What to work on: Could you print every record below exactly as it appears?

#####

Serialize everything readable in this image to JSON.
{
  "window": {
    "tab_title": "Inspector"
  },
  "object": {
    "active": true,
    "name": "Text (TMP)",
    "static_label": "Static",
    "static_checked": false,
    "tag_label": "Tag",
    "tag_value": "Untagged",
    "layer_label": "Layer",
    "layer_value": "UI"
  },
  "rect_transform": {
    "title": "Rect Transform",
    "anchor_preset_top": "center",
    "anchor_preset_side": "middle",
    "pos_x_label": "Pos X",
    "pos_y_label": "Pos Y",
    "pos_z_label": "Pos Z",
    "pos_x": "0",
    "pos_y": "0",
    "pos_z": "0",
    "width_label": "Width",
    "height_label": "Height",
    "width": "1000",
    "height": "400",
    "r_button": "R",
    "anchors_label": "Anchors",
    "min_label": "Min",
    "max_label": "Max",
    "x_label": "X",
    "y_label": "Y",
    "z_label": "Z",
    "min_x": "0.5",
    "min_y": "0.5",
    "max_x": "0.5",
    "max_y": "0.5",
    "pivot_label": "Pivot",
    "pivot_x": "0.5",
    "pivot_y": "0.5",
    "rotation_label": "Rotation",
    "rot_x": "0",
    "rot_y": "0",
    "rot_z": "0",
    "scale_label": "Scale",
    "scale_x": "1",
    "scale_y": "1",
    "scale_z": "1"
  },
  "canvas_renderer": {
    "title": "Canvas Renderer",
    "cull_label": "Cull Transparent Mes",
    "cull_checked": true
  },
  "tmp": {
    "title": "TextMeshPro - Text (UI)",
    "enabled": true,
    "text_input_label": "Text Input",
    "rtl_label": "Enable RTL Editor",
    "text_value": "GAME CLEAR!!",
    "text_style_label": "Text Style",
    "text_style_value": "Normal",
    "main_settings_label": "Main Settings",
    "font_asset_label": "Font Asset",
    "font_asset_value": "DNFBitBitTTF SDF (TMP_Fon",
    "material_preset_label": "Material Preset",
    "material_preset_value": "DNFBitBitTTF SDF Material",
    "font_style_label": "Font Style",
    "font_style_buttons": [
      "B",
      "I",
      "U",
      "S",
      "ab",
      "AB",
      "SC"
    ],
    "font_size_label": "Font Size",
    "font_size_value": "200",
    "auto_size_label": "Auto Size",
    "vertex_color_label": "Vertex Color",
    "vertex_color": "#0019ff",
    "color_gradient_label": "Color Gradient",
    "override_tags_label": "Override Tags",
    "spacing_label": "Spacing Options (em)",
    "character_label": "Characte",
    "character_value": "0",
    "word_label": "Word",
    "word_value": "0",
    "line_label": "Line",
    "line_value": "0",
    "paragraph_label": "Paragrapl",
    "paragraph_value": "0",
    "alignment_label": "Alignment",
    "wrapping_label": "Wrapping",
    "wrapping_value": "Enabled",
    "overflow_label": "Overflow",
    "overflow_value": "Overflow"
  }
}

#####

Response:
Serialize everything readable in this image to JSON.
{
  "window": {
    "tab_title": "Inspector"
  },
  "object": {
    "active": true,
    "name": "Text (TMP)",
    "static_label": "Static",
    "static_checked": false,
    "tag_label": "Tag",
    "tag_value": "Untagged",
    "layer_label": "Layer",
    "layer_value": "UI"
  },
  "rect_transform": {
    "title": "Rect Transform",
    "anchor_preset_top": "center",
    "anchor_preset_side": "middle",
    "pos_x_label": "Pos X",
    "pos_y_label": "Pos Y",
    "pos_z_label": "Pos Z",
    "pos_x": "0",
    "pos_y": "0",
    "pos_z": "0",
    "width_label": "Width",
    "height_label": "Height",
    "width": "1000",
    "height": "400",
    "r_button": "R",
    "anchors_label": "Anchors",
    "min_label": "Min",
    "max_label": "Max",
    "x_label": "X",
    "y_label": "Y",
    "z_label": "Z",
    "min_x": "0.5",
    "min_y": "0.5",
    "max_x": "0.5",
    "max_y": "0.5",
    "pivot_label": "Pivot",
    "pivot_x": "0.5",
    "pivot_y": "0.5",
    "rotation_label": "Rotation",
    "rot_x": "0",
    "rot_y": "0",
    "rot_z": "0",
    "scale_label": "Scale",
    "scale_x": "1",
    "scale_y": "1",
    "scale_z": "1"
  },
  "canvas_renderer": {
    "title": "Canvas Renderer",
    "cull_label": "Cull Transparent Mes",
    "cull_checked": true
  },
  "tmp": {
    "title": "TextMeshPro - Text (UI)",
    "enabled": true,
    "text_input_label": "Text Input",
    "rtl_label": "Enable RTL Editor",
    "text_value": "GAME CLEAR!!",
    "text_style_label": "Text Style",
    "text_style_value": "Normal",
    "main_settings_label": "Main Settings",
    "font_asset_label": "Font Asset",
    "font_asset_value": "DNFBitBitTTF SDF (TMP_Fon",
    "material_preset_label": "Material Preset",
    "material_preset_value": "DNFBitBitTTF SDF Material",
    "font_style_label": "Font Style",
    "font_style_buttons": [
      "B",
      "I",
      "U",
      "S",
      "ab",
      "AB",
      "SC"
    ],
    "font_size_label": "Font Size",
    "font_size_value": "200",
    "auto_size_label": "Auto Size",
    "vertex_color_label": "Vertex Color",
    "vertex_color": "#0019ff",
    "color_gradient_label": "Color Gradient",
    "override_tags_label": "Override Tags",
    "spacing_label": "Spacing Options (em)",
    "character_label": "Characte",
    "character_value": "0",
    "word_label": "Word",
    "word_value": "0",
    "line_label": "Line",
    "line_value": "0",
    "paragraph_label": "Paragrapl",
    "paragraph_value": "0",
    "alignment_label": "Alignment",
    "wrapping_label": "Wrapping",
    "wrapping_value": "Enabled",
    "overflow_label": "Overflow",
    "overflow_value": "Overflow"
  }
}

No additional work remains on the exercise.